(Records about charts and figures)
============================================================

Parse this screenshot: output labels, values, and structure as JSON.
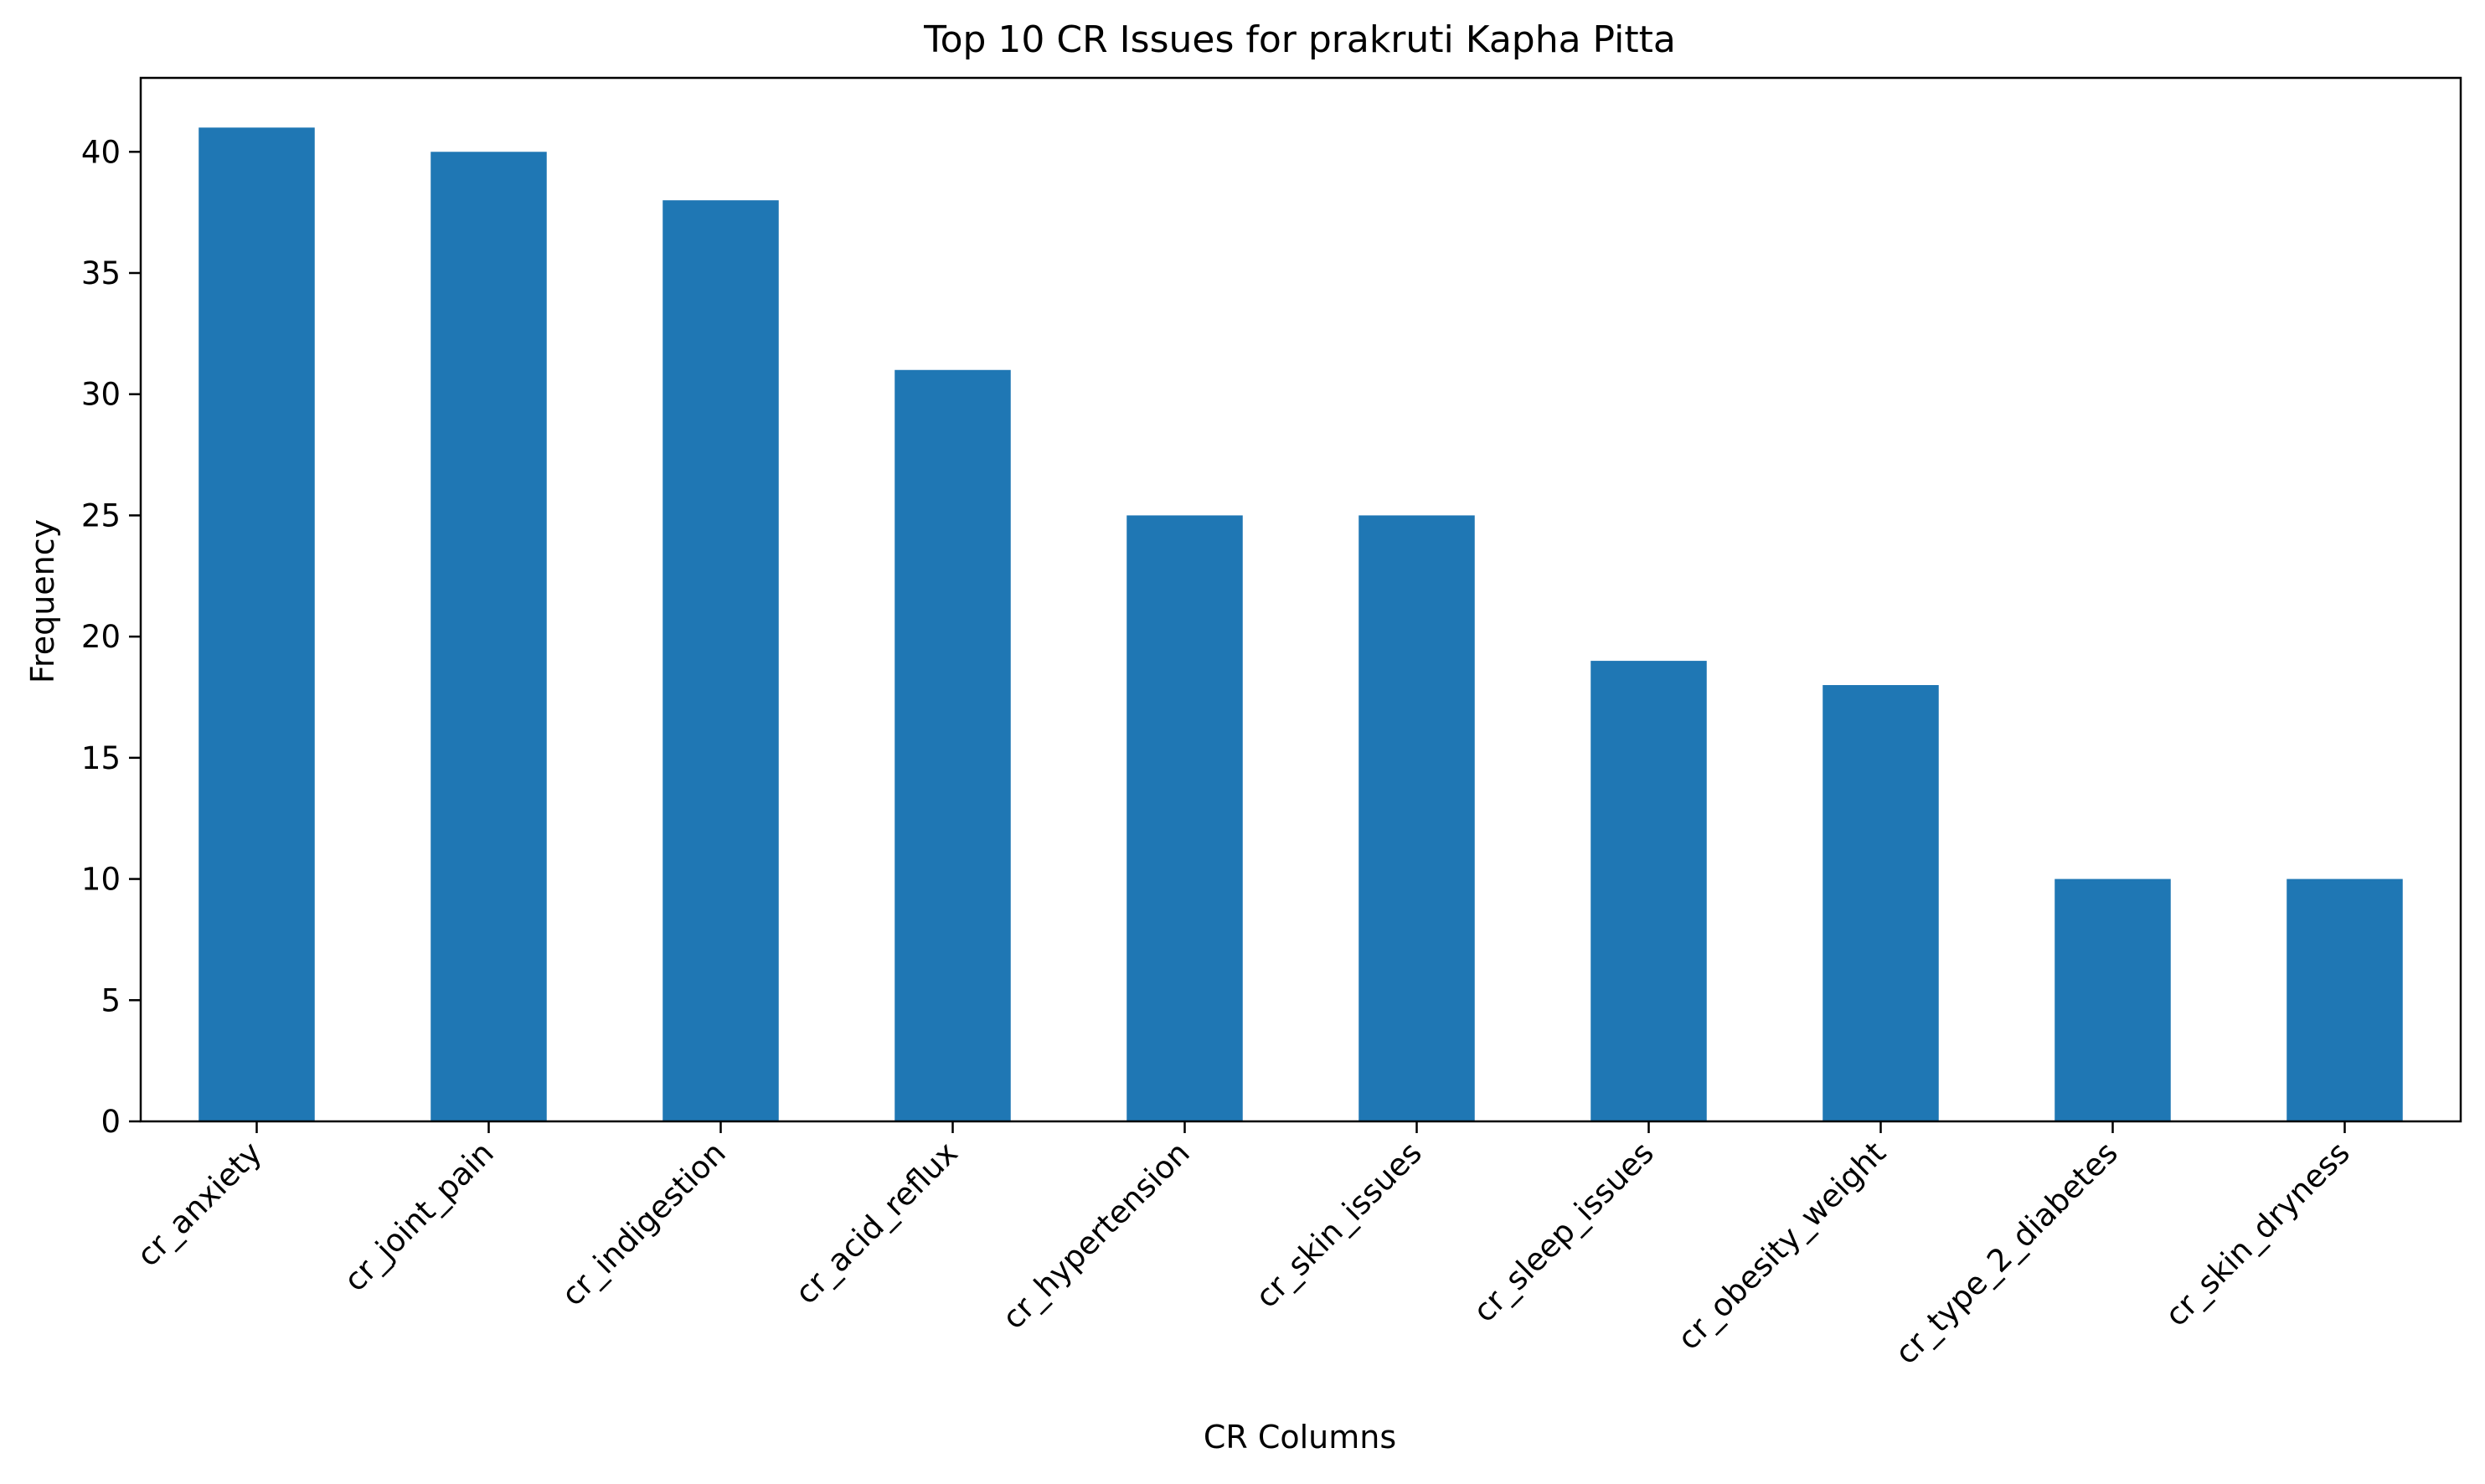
{
  "chart_data": {
    "type": "bar",
    "title": "Top 10 CR Issues for prakruti Kapha Pitta",
    "xlabel": "CR Columns",
    "ylabel": "Frequency",
    "categories": [
      "cr_anxiety",
      "cr_joint_pain",
      "cr_indigestion",
      "cr_acid_reflux",
      "cr_hypertension",
      "cr_skin_issues",
      "cr_sleep_issues",
      "cr_obesity_weight",
      "cr_type_2_diabetes",
      "cr_skin_dryness"
    ],
    "values": [
      41,
      40,
      38,
      31,
      25,
      25,
      19,
      18,
      10,
      10
    ],
    "ylim": [
      0,
      43.05
    ],
    "yticks": [
      0,
      5,
      10,
      15,
      20,
      25,
      30,
      35,
      40
    ],
    "bar_color": "#1f77b4",
    "grid": false,
    "legend": "none"
  }
}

============================================================

Copy every entry word for word, but omit the pictures.

- Response below -
Parse this screenshot: output labels, values, and structure as JSON.
{
  "chart_data": {
    "type": "bar",
    "title": "Top 10 CR Issues for prakruti Kapha Pitta",
    "xlabel": "CR Columns",
    "ylabel": "Frequency",
    "categories": [
      "cr_anxiety",
      "cr_joint_pain",
      "cr_indigestion",
      "cr_acid_reflux",
      "cr_hypertension",
      "cr_skin_issues",
      "cr_sleep_issues",
      "cr_obesity_weight",
      "cr_type_2_diabetes",
      "cr_skin_dryness"
    ],
    "values": [
      41,
      40,
      38,
      31,
      25,
      25,
      19,
      18,
      10,
      10
    ],
    "ylim": [
      0,
      43.05
    ],
    "yticks": [
      0,
      5,
      10,
      15,
      20,
      25,
      30,
      35,
      40
    ],
    "bar_color": "#1f77b4",
    "grid": false,
    "legend": "none"
  }
}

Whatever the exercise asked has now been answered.